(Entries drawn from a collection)
****************
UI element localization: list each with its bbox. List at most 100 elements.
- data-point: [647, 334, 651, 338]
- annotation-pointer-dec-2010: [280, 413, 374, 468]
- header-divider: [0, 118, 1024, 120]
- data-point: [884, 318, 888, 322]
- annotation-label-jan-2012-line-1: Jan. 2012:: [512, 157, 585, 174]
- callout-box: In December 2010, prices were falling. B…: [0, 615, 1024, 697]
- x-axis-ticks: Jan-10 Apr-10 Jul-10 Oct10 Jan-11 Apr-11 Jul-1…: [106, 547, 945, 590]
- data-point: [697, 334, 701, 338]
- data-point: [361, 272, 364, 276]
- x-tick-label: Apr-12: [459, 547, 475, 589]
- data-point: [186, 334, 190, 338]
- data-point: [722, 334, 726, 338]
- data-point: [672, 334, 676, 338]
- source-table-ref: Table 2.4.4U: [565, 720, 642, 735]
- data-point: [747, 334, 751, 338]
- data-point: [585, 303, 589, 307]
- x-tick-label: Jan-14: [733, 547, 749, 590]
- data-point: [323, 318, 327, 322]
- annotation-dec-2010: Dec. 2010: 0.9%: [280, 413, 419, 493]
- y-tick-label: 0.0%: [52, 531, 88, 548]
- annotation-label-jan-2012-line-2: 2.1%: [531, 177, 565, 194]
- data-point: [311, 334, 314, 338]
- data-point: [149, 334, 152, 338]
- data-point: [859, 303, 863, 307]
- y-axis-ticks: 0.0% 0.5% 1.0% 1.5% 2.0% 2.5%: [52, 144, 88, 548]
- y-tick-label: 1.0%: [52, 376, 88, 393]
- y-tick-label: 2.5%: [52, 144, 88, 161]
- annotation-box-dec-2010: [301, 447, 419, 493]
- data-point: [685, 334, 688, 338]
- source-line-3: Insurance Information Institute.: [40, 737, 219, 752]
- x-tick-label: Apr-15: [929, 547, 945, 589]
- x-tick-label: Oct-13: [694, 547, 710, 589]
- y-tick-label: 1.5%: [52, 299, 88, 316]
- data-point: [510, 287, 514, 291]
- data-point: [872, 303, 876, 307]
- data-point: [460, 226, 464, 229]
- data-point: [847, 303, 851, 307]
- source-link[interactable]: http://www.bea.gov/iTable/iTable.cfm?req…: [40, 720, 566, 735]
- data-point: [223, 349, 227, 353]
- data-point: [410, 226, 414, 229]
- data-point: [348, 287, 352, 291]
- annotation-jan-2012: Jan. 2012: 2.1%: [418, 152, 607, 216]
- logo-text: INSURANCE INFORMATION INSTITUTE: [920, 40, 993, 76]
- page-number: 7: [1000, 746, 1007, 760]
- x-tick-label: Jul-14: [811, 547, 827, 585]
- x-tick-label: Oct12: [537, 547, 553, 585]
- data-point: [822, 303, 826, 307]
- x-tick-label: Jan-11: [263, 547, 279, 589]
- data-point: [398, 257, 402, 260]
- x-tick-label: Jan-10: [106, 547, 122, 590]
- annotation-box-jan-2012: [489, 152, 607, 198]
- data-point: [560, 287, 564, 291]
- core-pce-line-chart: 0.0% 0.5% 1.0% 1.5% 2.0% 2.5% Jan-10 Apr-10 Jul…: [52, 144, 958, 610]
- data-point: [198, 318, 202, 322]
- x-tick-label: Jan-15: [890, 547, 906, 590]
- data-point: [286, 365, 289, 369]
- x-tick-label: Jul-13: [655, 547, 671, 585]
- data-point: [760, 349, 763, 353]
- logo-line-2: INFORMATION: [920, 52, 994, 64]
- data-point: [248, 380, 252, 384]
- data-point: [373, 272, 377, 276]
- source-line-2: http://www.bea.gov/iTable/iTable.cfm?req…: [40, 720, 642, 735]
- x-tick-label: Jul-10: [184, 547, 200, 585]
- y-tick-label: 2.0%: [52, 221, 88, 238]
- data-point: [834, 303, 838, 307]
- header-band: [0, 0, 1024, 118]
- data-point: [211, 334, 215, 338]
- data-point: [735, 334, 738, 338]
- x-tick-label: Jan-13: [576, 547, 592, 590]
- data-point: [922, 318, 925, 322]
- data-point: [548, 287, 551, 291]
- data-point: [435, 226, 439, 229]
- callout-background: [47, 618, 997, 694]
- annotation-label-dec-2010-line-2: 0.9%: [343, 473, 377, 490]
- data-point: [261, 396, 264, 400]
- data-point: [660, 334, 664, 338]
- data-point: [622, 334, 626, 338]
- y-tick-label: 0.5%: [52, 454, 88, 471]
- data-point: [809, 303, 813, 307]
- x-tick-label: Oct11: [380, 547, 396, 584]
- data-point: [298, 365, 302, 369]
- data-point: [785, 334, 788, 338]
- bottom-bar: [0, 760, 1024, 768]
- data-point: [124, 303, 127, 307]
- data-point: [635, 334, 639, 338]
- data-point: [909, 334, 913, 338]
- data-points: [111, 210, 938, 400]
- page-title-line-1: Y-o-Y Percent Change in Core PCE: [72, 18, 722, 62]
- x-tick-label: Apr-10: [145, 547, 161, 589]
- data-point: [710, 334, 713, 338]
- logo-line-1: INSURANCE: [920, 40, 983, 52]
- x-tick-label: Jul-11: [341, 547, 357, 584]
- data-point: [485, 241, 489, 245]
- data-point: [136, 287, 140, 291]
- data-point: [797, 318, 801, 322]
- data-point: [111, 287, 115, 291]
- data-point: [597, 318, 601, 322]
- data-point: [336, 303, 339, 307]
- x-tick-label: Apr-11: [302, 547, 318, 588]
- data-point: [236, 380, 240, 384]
****************
Reproduce all of the data above line for line, without changing anything.

UI element localization: list each with its bbox. List at most 100 elements.
- data-point: [647, 334, 651, 338]
- annotation-pointer-dec-2010: [280, 413, 374, 468]
- header-divider: [0, 118, 1024, 120]
- data-point: [884, 318, 888, 322]
- annotation-label-jan-2012-line-1: Jan. 2012:: [512, 157, 585, 174]
- callout-box: In December 2010, prices were falling. B…: [0, 615, 1024, 697]
- x-axis-ticks: Jan-10 Apr-10 Jul-10 Oct10 Jan-11 Apr-11 Jul-1…: [106, 547, 945, 590]
- data-point: [697, 334, 701, 338]
- data-point: [361, 272, 364, 276]
- x-tick-label: Apr-12: [459, 547, 475, 589]
- data-point: [186, 334, 190, 338]
- data-point: [722, 334, 726, 338]
- data-point: [672, 334, 676, 338]
- source-table-ref: Table 2.4.4U: [565, 720, 642, 735]
- data-point: [747, 334, 751, 338]
- data-point: [585, 303, 589, 307]
- x-tick-label: Jan-14: [733, 547, 749, 590]
- data-point: [323, 318, 327, 322]
- annotation-dec-2010: Dec. 2010: 0.9%: [280, 413, 419, 493]
- y-tick-label: 0.0%: [52, 531, 88, 548]
- annotation-label-jan-2012-line-2: 2.1%: [531, 177, 565, 194]
- data-point: [311, 334, 314, 338]
- data-point: [149, 334, 152, 338]
- data-point: [859, 303, 863, 307]
- y-axis-ticks: 0.0% 0.5% 1.0% 1.5% 2.0% 2.5%: [52, 144, 88, 548]
- y-tick-label: 1.0%: [52, 376, 88, 393]
- y-tick-label: 2.5%: [52, 144, 88, 161]
- annotation-box-dec-2010: [301, 447, 419, 493]
- data-point: [685, 334, 688, 338]
- source-line-3: Insurance Information Institute.: [40, 737, 219, 752]
- x-tick-label: Apr-15: [929, 547, 945, 589]
- x-tick-label: Oct-13: [694, 547, 710, 589]
- y-tick-label: 1.5%: [52, 299, 88, 316]
- data-point: [510, 287, 514, 291]
- data-point: [872, 303, 876, 307]
- data-point: [460, 226, 464, 229]
- data-point: [847, 303, 851, 307]
- source-link[interactable]: http://www.bea.gov/iTable/iTable.cfm?req…: [40, 720, 566, 735]
- data-point: [223, 349, 227, 353]
- data-point: [410, 226, 414, 229]
- data-point: [348, 287, 352, 291]
- annotation-jan-2012: Jan. 2012: 2.1%: [418, 152, 607, 216]
- logo-text: INSURANCE INFORMATION INSTITUTE: [920, 40, 993, 76]
- page-number: 7: [1000, 746, 1007, 760]
- x-tick-label: Jul-14: [811, 547, 827, 585]
- x-tick-label: Oct12: [537, 547, 553, 585]
- data-point: [822, 303, 826, 307]
- x-tick-label: Jan-11: [263, 547, 279, 589]
- data-point: [398, 257, 402, 260]
- x-tick-label: Jan-10: [106, 547, 122, 590]
- annotation-box-jan-2012: [489, 152, 607, 198]
- data-point: [560, 287, 564, 291]
- core-pce-line-chart: 0.0% 0.5% 1.0% 1.5% 2.0% 2.5% Jan-10 Apr-10 Jul…: [52, 144, 958, 610]
- data-point: [198, 318, 202, 322]
- x-tick-label: Jan-15: [890, 547, 906, 590]
- data-point: [286, 365, 289, 369]
- x-tick-label: Jul-13: [655, 547, 671, 585]
- data-point: [760, 349, 763, 353]
- logo-line-2: INFORMATION: [920, 52, 994, 64]
- data-point: [248, 380, 252, 384]
- data-point: [373, 272, 377, 276]
- source-line-2: http://www.bea.gov/iTable/iTable.cfm?req…: [40, 720, 642, 735]
- x-tick-label: Jul-10: [184, 547, 200, 585]
- y-tick-label: 2.0%: [52, 221, 88, 238]
- data-point: [834, 303, 838, 307]
- header-band: [0, 0, 1024, 118]
- data-point: [211, 334, 215, 338]
- data-point: [735, 334, 738, 338]
- x-tick-label: Jan-13: [576, 547, 592, 590]
- data-point: [922, 318, 925, 322]
- data-point: [548, 287, 551, 291]
- data-point: [435, 226, 439, 229]
- callout-background: [47, 618, 997, 694]
- annotation-label-dec-2010-line-2: 0.9%: [343, 473, 377, 490]
- data-point: [261, 396, 264, 400]
- data-point: [660, 334, 664, 338]
- data-point: [622, 334, 626, 338]
- y-tick-label: 0.5%: [52, 454, 88, 471]
- data-point: [809, 303, 813, 307]
- x-tick-label: Oct11: [380, 547, 396, 584]
- data-point: [298, 365, 302, 369]
- data-point: [785, 334, 788, 338]
- bottom-bar: [0, 760, 1024, 768]
- data-point: [124, 303, 127, 307]
- data-point: [635, 334, 639, 338]
- data-point: [909, 334, 913, 338]
- data-points: [111, 210, 938, 400]
- page-title-line-1: Y-o-Y Percent Change in Core PCE: [72, 18, 722, 62]
- x-tick-label: Apr-10: [145, 547, 161, 589]
- data-point: [710, 334, 713, 338]
- logo-line-1: INSURANCE: [920, 40, 983, 52]
- x-tick-label: Jul-11: [341, 547, 357, 584]
- data-point: [485, 241, 489, 245]
- data-point: [136, 287, 140, 291]
- data-point: [797, 318, 801, 322]
- data-point: [111, 287, 115, 291]
- data-point: [597, 318, 601, 322]
- data-point: [336, 303, 339, 307]
- x-tick-label: Apr-11: [302, 547, 318, 588]
- data-point: [236, 380, 240, 384]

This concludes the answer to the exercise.